*Short exercise:* Look through the data below and report how many lines include "projet". Only the number should be given.

═══ Provided entries ═══

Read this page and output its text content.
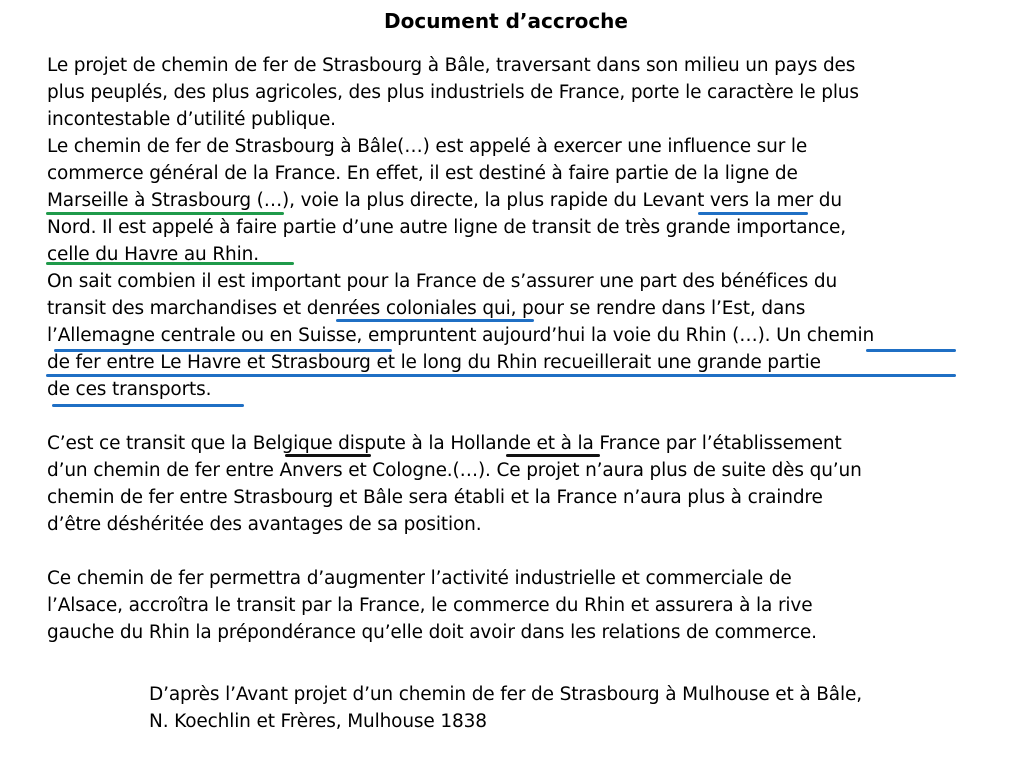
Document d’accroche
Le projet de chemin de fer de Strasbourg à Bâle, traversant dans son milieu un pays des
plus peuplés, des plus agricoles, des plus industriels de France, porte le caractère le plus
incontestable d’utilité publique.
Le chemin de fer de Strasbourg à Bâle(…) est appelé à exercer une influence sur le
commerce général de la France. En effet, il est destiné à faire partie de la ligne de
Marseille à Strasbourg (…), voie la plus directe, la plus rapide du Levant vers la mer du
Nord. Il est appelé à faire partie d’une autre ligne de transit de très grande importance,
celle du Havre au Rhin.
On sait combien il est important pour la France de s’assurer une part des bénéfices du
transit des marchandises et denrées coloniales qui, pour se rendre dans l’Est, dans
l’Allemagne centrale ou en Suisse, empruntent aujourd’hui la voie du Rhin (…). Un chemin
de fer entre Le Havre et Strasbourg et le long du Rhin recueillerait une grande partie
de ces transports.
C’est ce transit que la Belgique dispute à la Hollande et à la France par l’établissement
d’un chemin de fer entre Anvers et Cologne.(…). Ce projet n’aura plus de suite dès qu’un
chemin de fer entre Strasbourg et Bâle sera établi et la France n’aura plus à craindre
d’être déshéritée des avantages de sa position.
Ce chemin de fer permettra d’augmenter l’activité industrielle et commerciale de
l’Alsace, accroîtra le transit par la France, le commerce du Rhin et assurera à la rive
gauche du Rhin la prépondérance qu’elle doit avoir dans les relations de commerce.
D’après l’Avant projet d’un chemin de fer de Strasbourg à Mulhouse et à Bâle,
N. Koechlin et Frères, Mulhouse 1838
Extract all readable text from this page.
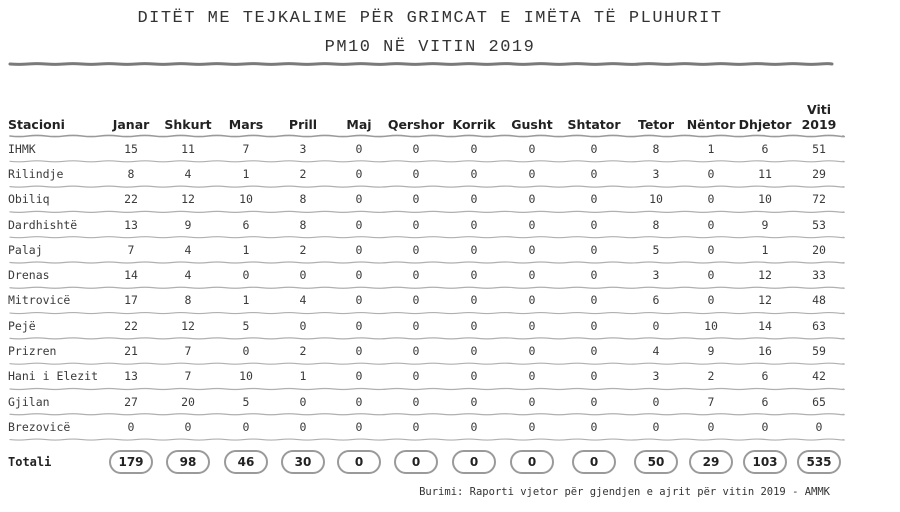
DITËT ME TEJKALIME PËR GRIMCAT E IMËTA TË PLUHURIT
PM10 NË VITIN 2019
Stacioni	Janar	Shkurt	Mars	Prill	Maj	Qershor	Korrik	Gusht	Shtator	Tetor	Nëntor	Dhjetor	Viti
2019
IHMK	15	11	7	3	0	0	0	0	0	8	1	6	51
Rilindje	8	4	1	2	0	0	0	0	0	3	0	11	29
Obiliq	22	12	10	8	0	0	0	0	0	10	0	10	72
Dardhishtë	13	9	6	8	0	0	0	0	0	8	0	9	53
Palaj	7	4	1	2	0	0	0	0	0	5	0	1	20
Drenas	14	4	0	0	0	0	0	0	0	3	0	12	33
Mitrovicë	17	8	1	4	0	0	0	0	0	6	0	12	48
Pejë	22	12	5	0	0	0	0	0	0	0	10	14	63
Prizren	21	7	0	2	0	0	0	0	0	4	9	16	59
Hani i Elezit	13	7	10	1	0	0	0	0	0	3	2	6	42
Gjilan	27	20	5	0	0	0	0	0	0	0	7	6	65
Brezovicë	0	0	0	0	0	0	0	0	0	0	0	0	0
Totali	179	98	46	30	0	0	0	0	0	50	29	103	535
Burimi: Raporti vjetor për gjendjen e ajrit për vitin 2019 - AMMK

═══

*Worked answer:* 3